[Task requirements] Give the number of lines in the records below that include "Arras", and nothing more.

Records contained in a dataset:
-------------------------
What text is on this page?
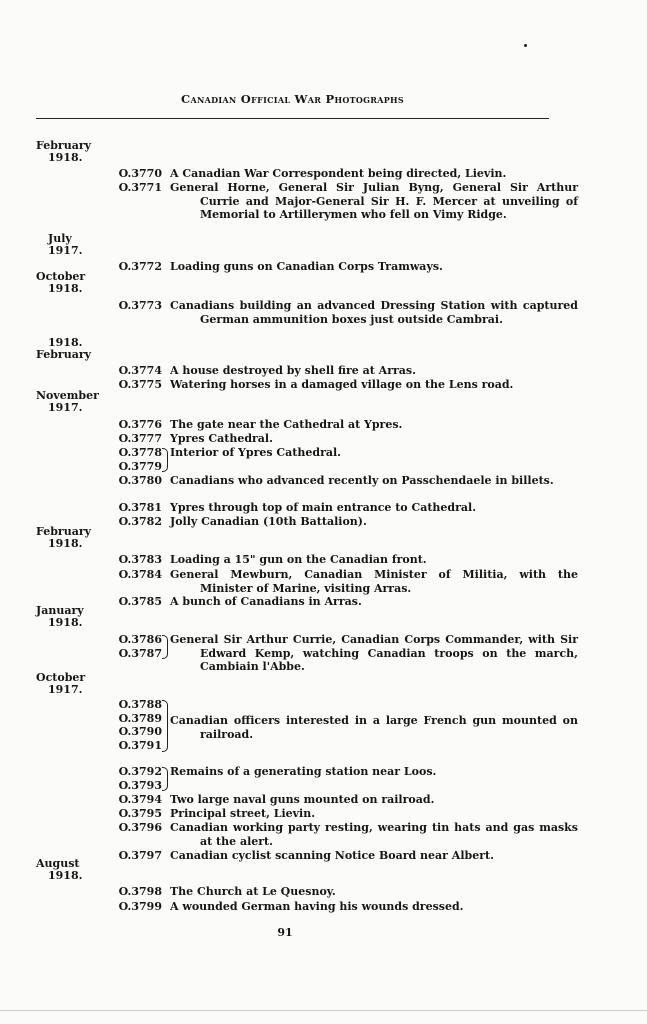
Canadian Official War Photographs
February
1918.
July
1917.
October
1918.
1918.
February
November
1917.
February
1918.
January
1918.
October
1917.
August
1918.
O.3770 A Canadian War Correspondent being directed, Lievin.
O.3771 General Horne, General Sir Julian Byng, General Sir Arthur Currie and Major-General Sir H. F. Mercer at unveiling of Memorial to Artillerymen who fell on Vimy Ridge.
O.3772 Loading guns on Canadian Corps Tramways.
O.3773 Canadians building an advanced Dressing Station with captured German ammunition boxes just outside Cambrai.
O.3774 A house destroyed by shell fire at Arras.
O.3775 Watering horses in a damaged village on the Lens road.
O.3776 The gate near the Cathedral at Ypres.
O.3777 Ypres Cathedral.
O.3778
O.3779
Interior of Ypres Cathedral.
O.3780 Canadians who advanced recently on Passchendaele in billets.
O.3781 Ypres through top of main entrance to Cathedral.
O.3782 Jolly Canadian (10th Battalion).
O.3783 Loading a 15" gun on the Canadian front.
O.3784 General Mewburn, Canadian Minister of Militia, with the Minister of Marine, visiting Arras.
O.3785 A bunch of Canadians in Arras.
O.3786
O.3787
General Sir Arthur Currie, Canadian Corps Commander, with Sir Edward Kemp, watching Canadian troops on the march, Cambiain l'Abbe.
O.3788
O.3789
O.3790
O.3791
Canadian officers interested in a large French gun mounted on railroad.
O.3792
O.3793
Remains of a generating station near Loos.
O.3794 Two large naval guns mounted on railroad.
O.3795 Principal street, Lievin.
O.3796 Canadian working party resting, wearing tin hats and gas masks at the alert.
O.3797 Canadian cyclist scanning Notice Board near Albert.
O.3798 The Church at Le Quesnoy.
O.3799 A wounded German having his wounds dressed.
91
-------------------------
[Finished answer] 3